**Data for processing:**
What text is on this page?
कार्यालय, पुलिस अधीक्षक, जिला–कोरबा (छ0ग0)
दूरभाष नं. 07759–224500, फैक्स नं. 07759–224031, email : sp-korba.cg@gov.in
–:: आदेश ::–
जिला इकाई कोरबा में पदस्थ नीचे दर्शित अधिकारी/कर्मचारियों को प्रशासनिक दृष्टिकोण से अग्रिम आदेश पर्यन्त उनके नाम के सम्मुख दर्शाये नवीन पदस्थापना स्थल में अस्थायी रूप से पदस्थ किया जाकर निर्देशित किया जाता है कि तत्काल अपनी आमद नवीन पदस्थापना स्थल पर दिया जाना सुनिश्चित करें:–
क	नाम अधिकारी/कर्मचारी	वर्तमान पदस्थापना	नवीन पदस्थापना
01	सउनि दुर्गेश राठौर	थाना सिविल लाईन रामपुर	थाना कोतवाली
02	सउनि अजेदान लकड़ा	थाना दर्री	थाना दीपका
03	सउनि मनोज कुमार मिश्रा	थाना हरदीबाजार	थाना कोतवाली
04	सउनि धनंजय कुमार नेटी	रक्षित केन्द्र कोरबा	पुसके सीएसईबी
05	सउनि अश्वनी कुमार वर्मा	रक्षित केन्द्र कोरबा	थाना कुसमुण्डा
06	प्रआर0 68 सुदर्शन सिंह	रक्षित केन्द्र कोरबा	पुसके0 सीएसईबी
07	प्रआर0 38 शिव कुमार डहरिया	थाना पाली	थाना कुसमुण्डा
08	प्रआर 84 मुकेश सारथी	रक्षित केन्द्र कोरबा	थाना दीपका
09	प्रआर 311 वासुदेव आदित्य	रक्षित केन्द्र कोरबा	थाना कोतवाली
* * *
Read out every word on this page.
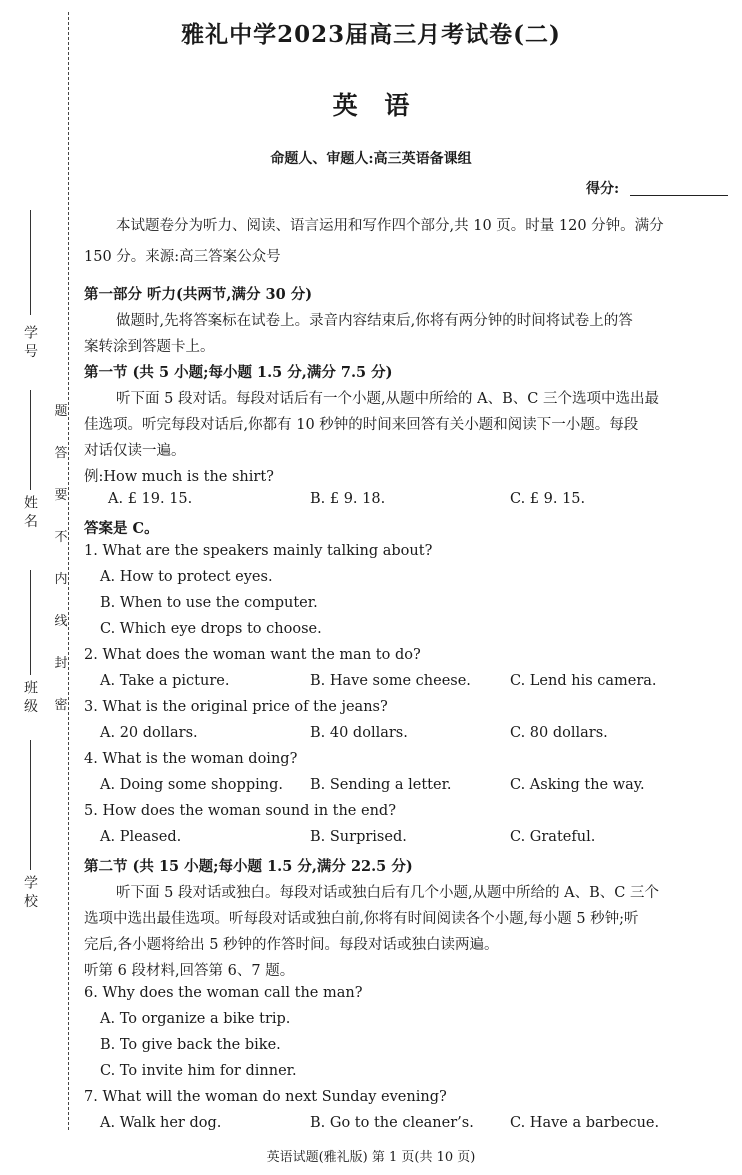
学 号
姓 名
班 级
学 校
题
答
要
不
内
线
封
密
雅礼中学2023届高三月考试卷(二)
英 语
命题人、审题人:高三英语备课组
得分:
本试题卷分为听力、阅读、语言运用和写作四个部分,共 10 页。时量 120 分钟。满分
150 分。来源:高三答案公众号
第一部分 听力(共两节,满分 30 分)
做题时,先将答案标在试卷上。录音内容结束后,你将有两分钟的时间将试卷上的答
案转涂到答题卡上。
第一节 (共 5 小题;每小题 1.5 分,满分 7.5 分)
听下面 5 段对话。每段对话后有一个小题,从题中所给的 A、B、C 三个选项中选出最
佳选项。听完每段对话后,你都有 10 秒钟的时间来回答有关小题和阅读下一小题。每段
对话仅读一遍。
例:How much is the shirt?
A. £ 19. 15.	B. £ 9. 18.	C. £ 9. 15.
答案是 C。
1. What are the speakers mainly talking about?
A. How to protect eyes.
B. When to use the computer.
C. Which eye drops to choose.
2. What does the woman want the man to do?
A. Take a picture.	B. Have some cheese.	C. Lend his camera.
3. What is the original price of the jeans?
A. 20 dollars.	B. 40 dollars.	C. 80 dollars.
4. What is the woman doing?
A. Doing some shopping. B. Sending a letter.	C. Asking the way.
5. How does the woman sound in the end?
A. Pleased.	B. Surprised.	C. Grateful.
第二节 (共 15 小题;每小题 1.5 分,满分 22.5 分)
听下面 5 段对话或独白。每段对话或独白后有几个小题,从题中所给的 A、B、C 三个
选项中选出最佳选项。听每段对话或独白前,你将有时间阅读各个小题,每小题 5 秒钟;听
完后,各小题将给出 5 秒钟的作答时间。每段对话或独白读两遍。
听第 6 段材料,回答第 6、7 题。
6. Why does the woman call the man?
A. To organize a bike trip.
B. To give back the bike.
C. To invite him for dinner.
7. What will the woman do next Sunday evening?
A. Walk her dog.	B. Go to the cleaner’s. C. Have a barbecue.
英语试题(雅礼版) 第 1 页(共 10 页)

**What the exercise asks:**
Find the lines with the string "page" and reproduce them.

**Exercise output:**
What text is on this page?
Read out every word on this page.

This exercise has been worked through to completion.